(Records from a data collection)
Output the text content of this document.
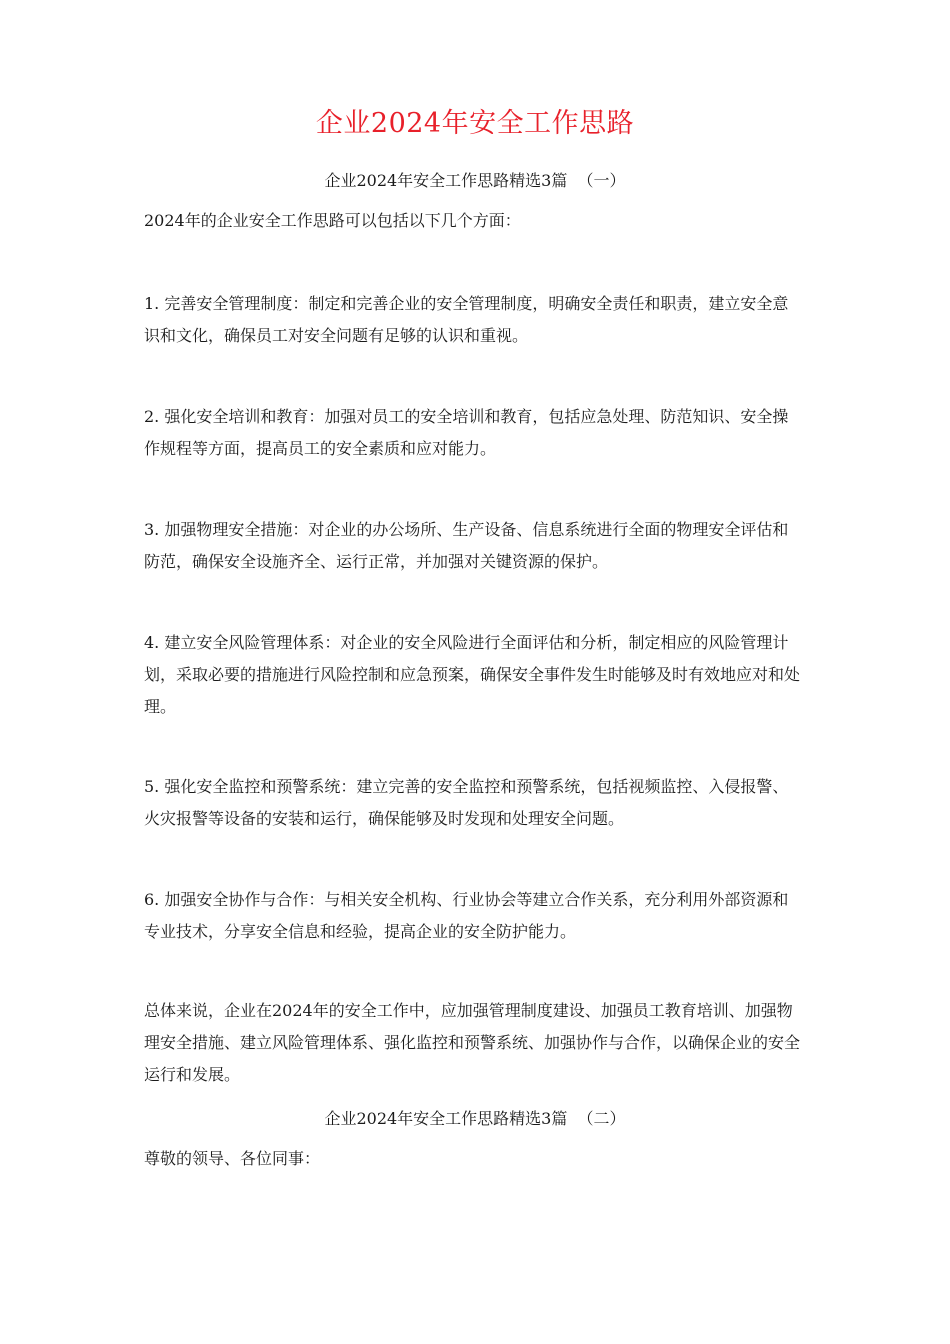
企业2024年安全工作思路
企业2024年安全工作思路精选3篇  （一）

2024年的企业安全工作思路可以包括以下几个方面：

1. 完善安全管理制度：制定和完善企业的安全管理制度，明确安全责任和职责，建立安全意识和文化，确保员工对安全问题有足够的认识和重视。

2. 强化安全培训和教育：加强对员工的安全培训和教育，包括应急处理、防范知识、安全操作规程等方面，提高员工的安全素质和应对能力。

3. 加强物理安全措施：对企业的办公场所、生产设备、信息系统进行全面的物理安全评估和防范，确保安全设施齐全、运行正常，并加强对关键资源的保护。

4. 建立安全风险管理体系：对企业的安全风险进行全面评估和分析，制定相应的风险管理计划，采取必要的措施进行风险控制和应急预案，确保安全事件发生时能够及时有效地应对和处理。

5. 强化安全监控和预警系统：建立完善的安全监控和预警系统，包括视频监控、入侵报警、火灾报警等设备的安装和运行，确保能够及时发现和处理安全问题。

6. 加强安全协作与合作：与相关安全机构、行业协会等建立合作关系，充分利用外部资源和专业技术，分享安全信息和经验，提高企业的安全防护能力。

总体来说，企业在2024年的安全工作中，应加强管理制度建设、加强员工教育培训、加强物理安全措施、建立风险管理体系、强化监控和预警系统、加强协作与合作，以确保企业的安全运行和发展。

企业2024年安全工作思路精选3篇  （二）

尊敬的领导、各位同事：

- Exercise instructions
Every record is to be reproduced exactly, with no pictures included.

- Complete output
Output the text content of this document.
企业2024年安全工作思路
企业2024年安全工作思路精选3篇  （一）

2024年的企业安全工作思路可以包括以下几个方面：

1. 完善安全管理制度：制定和完善企业的安全管理制度，明确安全责任和职责，建立安全意识和文化，确保员工对安全问题有足够的认识和重视。

2. 强化安全培训和教育：加强对员工的安全培训和教育，包括应急处理、防范知识、安全操作规程等方面，提高员工的安全素质和应对能力。

3. 加强物理安全措施：对企业的办公场所、生产设备、信息系统进行全面的物理安全评估和防范，确保安全设施齐全、运行正常，并加强对关键资源的保护。

4. 建立安全风险管理体系：对企业的安全风险进行全面评估和分析，制定相应的风险管理计划，采取必要的措施进行风险控制和应急预案，确保安全事件发生时能够及时有效地应对和处理。

5. 强化安全监控和预警系统：建立完善的安全监控和预警系统，包括视频监控、入侵报警、火灾报警等设备的安装和运行，确保能够及时发现和处理安全问题。

6. 加强安全协作与合作：与相关安全机构、行业协会等建立合作关系，充分利用外部资源和专业技术，分享安全信息和经验，提高企业的安全防护能力。

总体来说，企业在2024年的安全工作中，应加强管理制度建设、加强员工教育培训、加强物理安全措施、建立风险管理体系、强化监控和预警系统、加强协作与合作，以确保企业的安全运行和发展。

企业2024年安全工作思路精选3篇  （二）

尊敬的领导、各位同事：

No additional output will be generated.